(Stored entries)
___
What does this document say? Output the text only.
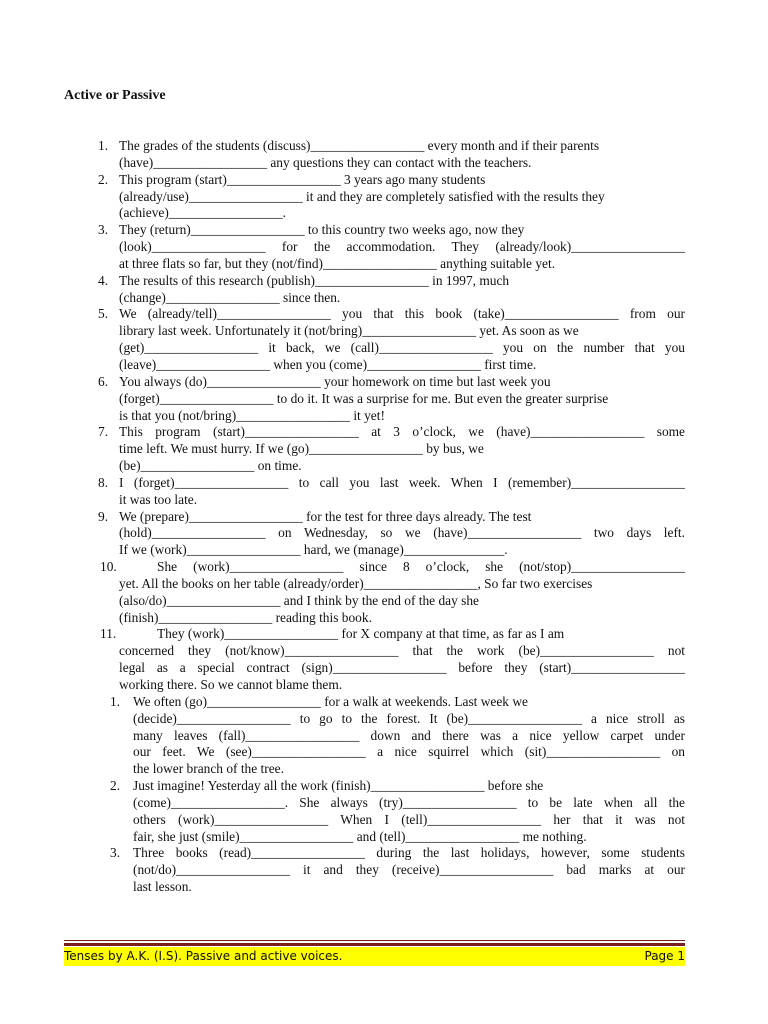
Active or Passive
1. The grades of the students (discuss)_________________ every month and if their parents
(have)_________________ any questions they can contact with the teachers.
2. This program (start)_________________ 3 years ago many students
(already/use)_________________ it and they are completely satisfied with the results they
(achieve)_________________.
3. They (return)_________________ to this country two weeks ago, now they
(look)_________________ for the accommodation. They (already/look)_________________
at three flats so far, but they (not/find)_________________ anything suitable yet.
4. The results of this research (publish)_________________ in 1997, much
(change)_________________ since then.
5. We (already/tell)_________________ you that this book (take)_________________ from our
library last week. Unfortunately it (not/bring)_________________ yet. As soon as we
(get)_________________ it back, we (call)_________________ you on the number that you
(leave)_________________ when you (come)_________________ first time.
6. You always (do)_________________ your homework on time but last week you
(forget)_________________ to do it. It was a surprise for me. But even the greater surprise
is that you (not/bring)_________________ it yet!
7. This program (start)_________________ at 3 o’clock, we (have)_________________ some
time left. We must hurry. If we (go)_________________ by bus, we
(be)_________________ on time.
8. I (forget)_________________ to call you last week. When I (remember)_________________
it was too late.
9. We (prepare)_________________ for the test for three days already. The test
(hold)_________________ on Wednesday, so we (have)_________________ two days left.
If we (work)_________________ hard, we (manage)_______________.
10.	She (work)_________________ since 8 o’clock, she (not/stop)_________________
yet. All the books on her table (already/order)_________________, So far two exercises
(also/do)_________________ and I think by the end of the day she
(finish)_________________ reading this book.
11.	They (work)_________________ for X company at that time, as far as I am
concerned they (not/know)_________________ that the work (be)_________________ not
legal as a special contract (sign)_________________ before they (start)_________________
working there. So we cannot blame them.
1. We often (go)_________________ for a walk at weekends. Last week we
(decide)_________________ to go to the forest. It (be)_________________ a nice stroll as
many leaves (fall)_________________ down and there was a nice yellow carpet under
our feet. We (see)_________________ a nice squirrel which (sit)_________________ on
the lower branch of the tree.
2. Just imagine! Yesterday all the work (finish)_________________ before she
(come)_________________. She always (try)_________________ to be late when all the
others (work)_________________ When I (tell)_________________ her that it was not
fair, she just (smile)_________________ and (tell)_________________ me nothing.
3. Three books (read)_________________ during the last holidays, however, some students
(not/do)_________________ it and they (receive)_________________ bad marks at our
last lesson.
Tenses by A.K. (I.S). Passive and active voices.	Page 1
___
** SHORT PROBLEM **
Using the listing above, show each line holding the string "with".

** RESPONSE TO THE EXERCISE **
(have)_________________ any questions they can contact with the teachers.
(already/use)_________________ it and they are completely satisfied with the results they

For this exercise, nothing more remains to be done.